- _Brief_: Continue the essay about newspapers once bundling news with essential everyday information, starting after its last sentence.

- _Source_:
'''
Why not take on something more tractable. Like, for example, reliably translating what people actually mean when they say "Yeah, we should totally hang out sometime."

But I can't help it. This is my industry. I'm doomed to think about this, and one of my favorite writers, Matt Taibbi, dropped an essay about the need for a new media system that everyone can trust — a publisher whose reporters are convincingly not beholden to a particular viewpoint but whose reporting attracts also attracts a large audience.

Taibbi evinces hope that some set of journalists could provide a sort of lingua franca of facts.

So... I don't know if he moved to a state that sits at a higher altitude when he went all in on Substack or, like, what. Somehow he might not be getting enough oxygen to the brain.

Love you, Matt.

But the post just got me thinking once more about what was different when the media ecosystem was healthier and then also about what it's like now. Here's what hit me (or — more likely — what it made me remember that someone else said to me at some point): prior to the internet, media like newspapers and television provided consumers with some essential pieces of information that were by far the most conveniently attained through pre-internet-old-media. Those essential information services gave those publications something like a monopoly on consumers' attention.

It wasn't quite a monopoly, but it was close enough. At the least, the sources were essential.

What I'm saying is: people didn't really subscribe to newspapers for the news, even if they thought they did.

I think about what I used the paper for as a kid. I read the comics and I looked at movie times. The movie times weren't exclusive to the paper. I could also call the theater's movie phone line and listen to a recording of the movie times. I grew up in a town that only had four screens, so it didn't take that long, but the paper was easier.

Comics weren't essential of course but I was a kid who loved the form and if I wanted a daily dose of drawings and words mixed together (and I did), the paper was the only place to get it. There were the comics I got from the shop of course but those came out once per week and I read them all immediately. The funnies were a daily fix.

Some guys liked to see the scores from the games they had missed the prior night. They could also see these as tickers on TV but they weren't always there. Others liked the stock prices.

For my grandparents, the ads were actually essential information. They liked to watch the different prices at the grocery stores and which department store had a sale on. Come to think of it, we still don't have a great way of getting that kind of extremely local information online these days.

You know I always get quite stabby when some media business dork sitting on a panel at a conference saying some version of "not fewer ads but better ads." Actually, they always say exactly those words, because they are the people who passed over to the other side when they realized that their creativity was insufficient to justify the dreams they once nurtured. But anyway yeah once a time ads could be clutch. But they also didn't leap at you, track you or autoplay video.

Here's my point: once upon a time a lot of useful information that people wanted was bundled with news writing (which of course is also information, but far from all of it is quite so essential) and they all complemented each other. Now all this information is unbundled. Or its bundled by Google. The essential but non-narrative, non-news information helped to draw consumers' attention. So, like: once a guy had checked his stock prices, what the heck? He might read some news.

News has to stand on its own merits now. It's a much harder problem.

Probably the business of truth finding is effed forever and humans are just going to ride hellhounds of confirmation bias into a fiery oblivion.

I mean I'd take that bet if I thought I'd live long enough to see it.
'''
[Spatial layout entries]
'''
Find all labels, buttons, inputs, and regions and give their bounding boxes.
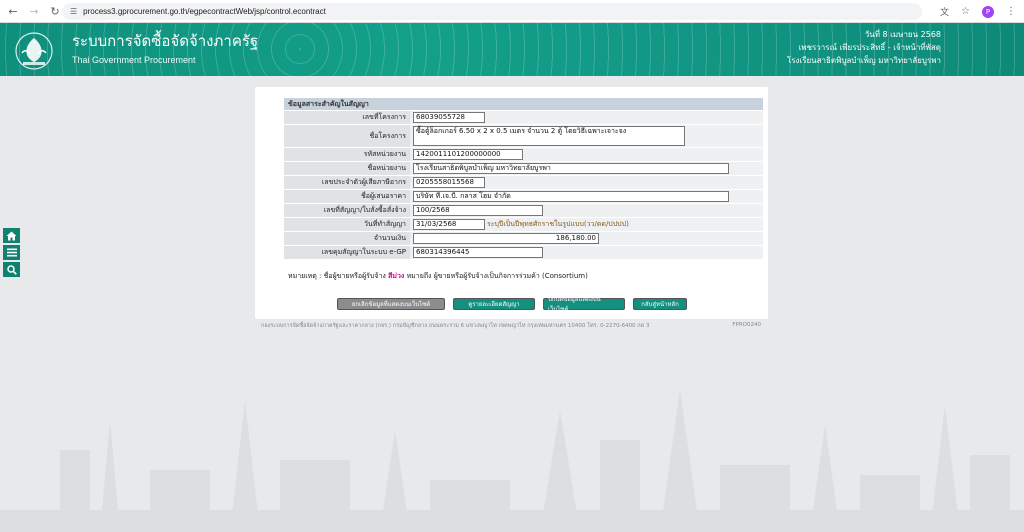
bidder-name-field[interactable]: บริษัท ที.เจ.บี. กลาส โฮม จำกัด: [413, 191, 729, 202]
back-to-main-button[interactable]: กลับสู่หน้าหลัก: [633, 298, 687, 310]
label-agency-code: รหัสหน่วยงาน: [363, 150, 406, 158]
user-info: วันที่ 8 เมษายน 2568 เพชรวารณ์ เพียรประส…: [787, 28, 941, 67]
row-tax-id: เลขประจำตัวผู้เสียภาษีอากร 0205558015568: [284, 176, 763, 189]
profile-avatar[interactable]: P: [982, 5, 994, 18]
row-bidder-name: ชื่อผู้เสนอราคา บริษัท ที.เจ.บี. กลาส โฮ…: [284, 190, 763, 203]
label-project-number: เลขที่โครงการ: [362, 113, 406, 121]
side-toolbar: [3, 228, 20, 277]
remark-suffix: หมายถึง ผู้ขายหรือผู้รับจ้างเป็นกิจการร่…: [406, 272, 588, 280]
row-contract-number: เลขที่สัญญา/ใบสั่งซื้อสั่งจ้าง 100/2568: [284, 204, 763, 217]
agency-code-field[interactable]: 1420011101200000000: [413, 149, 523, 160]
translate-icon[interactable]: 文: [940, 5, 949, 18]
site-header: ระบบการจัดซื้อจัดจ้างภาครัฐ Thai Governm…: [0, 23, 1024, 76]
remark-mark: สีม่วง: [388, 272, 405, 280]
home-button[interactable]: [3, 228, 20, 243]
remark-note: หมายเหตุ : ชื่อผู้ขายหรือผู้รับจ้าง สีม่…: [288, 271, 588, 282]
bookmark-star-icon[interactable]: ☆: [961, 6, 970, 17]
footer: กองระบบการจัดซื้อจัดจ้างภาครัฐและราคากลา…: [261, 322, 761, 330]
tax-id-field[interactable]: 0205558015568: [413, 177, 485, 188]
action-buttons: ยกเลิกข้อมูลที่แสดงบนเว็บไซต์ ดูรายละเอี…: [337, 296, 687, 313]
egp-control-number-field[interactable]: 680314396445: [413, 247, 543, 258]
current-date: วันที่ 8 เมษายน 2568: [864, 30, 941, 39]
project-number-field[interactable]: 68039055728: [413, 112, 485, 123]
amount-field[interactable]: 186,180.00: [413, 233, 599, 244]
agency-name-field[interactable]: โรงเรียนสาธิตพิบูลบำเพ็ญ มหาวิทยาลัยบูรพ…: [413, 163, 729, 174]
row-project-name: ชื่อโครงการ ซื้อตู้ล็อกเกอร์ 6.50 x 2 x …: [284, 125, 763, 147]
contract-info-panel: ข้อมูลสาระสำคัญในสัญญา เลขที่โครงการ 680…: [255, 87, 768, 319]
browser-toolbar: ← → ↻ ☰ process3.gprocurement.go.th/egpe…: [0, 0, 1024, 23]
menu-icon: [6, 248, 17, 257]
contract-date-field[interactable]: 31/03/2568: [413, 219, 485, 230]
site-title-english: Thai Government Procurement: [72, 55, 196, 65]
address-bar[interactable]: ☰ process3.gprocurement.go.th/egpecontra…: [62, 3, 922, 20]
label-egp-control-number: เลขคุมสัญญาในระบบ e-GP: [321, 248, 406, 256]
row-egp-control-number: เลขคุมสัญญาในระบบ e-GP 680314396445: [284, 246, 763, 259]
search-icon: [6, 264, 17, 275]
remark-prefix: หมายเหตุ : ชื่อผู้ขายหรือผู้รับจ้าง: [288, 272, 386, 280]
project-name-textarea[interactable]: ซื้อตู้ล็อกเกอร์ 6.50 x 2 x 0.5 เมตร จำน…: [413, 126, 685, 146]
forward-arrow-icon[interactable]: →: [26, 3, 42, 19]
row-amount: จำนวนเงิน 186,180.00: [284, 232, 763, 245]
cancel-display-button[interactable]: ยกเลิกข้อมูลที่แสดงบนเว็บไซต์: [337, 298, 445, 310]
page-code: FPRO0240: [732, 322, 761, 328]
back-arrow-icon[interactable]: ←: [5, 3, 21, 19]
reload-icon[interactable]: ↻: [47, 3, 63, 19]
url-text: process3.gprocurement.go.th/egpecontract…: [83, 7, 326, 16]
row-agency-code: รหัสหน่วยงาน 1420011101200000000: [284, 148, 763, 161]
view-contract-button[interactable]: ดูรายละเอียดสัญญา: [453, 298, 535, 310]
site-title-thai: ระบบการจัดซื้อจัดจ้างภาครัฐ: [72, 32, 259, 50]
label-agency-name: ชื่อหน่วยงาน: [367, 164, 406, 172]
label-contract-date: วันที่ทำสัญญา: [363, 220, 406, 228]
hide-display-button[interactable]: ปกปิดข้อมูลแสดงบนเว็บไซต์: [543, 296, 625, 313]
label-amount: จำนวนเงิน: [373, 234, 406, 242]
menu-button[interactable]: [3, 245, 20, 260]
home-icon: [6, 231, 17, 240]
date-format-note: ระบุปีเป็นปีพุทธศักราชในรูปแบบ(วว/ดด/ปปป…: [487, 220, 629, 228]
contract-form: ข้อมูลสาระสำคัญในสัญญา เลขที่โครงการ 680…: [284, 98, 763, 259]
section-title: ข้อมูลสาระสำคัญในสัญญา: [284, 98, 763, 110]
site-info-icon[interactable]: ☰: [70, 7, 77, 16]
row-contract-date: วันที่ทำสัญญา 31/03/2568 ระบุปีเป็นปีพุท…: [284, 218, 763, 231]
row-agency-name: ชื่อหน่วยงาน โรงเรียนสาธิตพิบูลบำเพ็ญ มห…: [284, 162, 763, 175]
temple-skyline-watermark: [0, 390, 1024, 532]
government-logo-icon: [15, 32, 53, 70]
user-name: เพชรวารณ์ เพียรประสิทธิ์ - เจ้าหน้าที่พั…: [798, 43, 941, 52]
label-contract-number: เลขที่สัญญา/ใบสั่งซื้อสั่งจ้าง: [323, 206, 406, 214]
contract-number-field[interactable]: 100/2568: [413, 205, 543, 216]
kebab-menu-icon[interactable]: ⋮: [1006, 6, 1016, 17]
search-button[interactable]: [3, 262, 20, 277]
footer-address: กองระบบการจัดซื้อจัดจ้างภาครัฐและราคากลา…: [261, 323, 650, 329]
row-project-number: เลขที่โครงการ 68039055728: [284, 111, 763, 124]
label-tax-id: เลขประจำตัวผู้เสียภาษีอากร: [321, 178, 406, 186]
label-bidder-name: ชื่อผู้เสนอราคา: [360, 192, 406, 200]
'''
- _Output for this task_:
There are no communities online, but there conversations

The conversations online used to be charming. These days they are more like listening to a brother and sister fight over who gets the middle part of the backseat on a long car trip through Arizona when dad won't turn on the air conditioner.

But it is a conversation.

So, let that be a provocation for you. I'm not even sure it's right, but I do think the use of the word "community" online pushes nonsense. Even if people do make friends and become familiar with each other on certain sites, that doesn't really make it a community.

Actual ommunities are stuck with each other on a common patch of land. They are forced to negotiate how to use certain common resources. Exit isn't impossible but it's not free.

Conversations, on the other hand, are a thing you can step into and step out of it — perhaps with murder on your mind. Discussions can be meaningful, powerful, life-changing and transformative. I'm not trying to minimize online life by saying the things people there have been calling communities aren't (no doubt, if anyone reads this, they will take it that way, but we've all been trapped inside a long time). I'm just saying that a community is the wrong metaphor.

Whenever you remove something from a category someone likes it stuck in they get all touchy. Categories aren't real folks; they are only helpful.

Conversations matter, but they aren't the same thing as communities.

Media has lost the ability to provide essential community information. That genie is out of the bottle. But maybe there is a way to provide essential information needed in conversations?

This essay about the re-wilding of the web helped me to conceptualize a bit more what I mean. I'm still not entirely sure what I mean.

There are certain services where it's better if everyone uses it. For example, it's better if everyone uses Ebay. You want every possible bidder to see your item if you want to sell something. You want to know that you've hit the max price you can.

But that's a pretty simple conversation, too. I have a thing and I want value. You have value and you want the thing. I don't care at all about who you are. I only want the most value from someone.

Social media like Facebook and Twitter was built with the assumptiont that they worked better if everyone was on them.

We all kind of knew this wasn't true from the jump, though. Before Facebook there was the Makeout Club, Friendster and Myspace. The first three all died pretty quickly as each became uncool and people moved to the other.

The lesson no one seems to have learned though is that the world isn't better when everyone is on the same small handful of apps. That's a great way for the 1% and the 0.1% to become famous, but it's not a great way for the web to be nice and fun and useful.

Here's an interesting tweet thread I saw, that talks about how early on the web was a place for non-neurotypical. People were friendly and assumed good intent because you'd taken the effort to get on there.

There's a growing mood for the web to break up into smaller communities

The web is still one big thing. Each individual site and app on it doesn't have to be for everyone.

Unpopular take: smaller communities built around specific types of people would be good (more neuro-types and vibe types) would be good. No one likes any talk of anything that would turn off anyone these days, because everything should be for everyone. That's the thinking. Anything that specifically appeals to one group excludes others.

But that isn't what people actually want if you look at people's behaviors.

People want both things. They want spaces filled with people they find familiar, who speak their same languages and have their same references. The analog equivalents of these are the home, neighborhood bar and church. They also want spaces that mix people up. The analog equivalent here are bazaars and train stations. Both have their places in our lives.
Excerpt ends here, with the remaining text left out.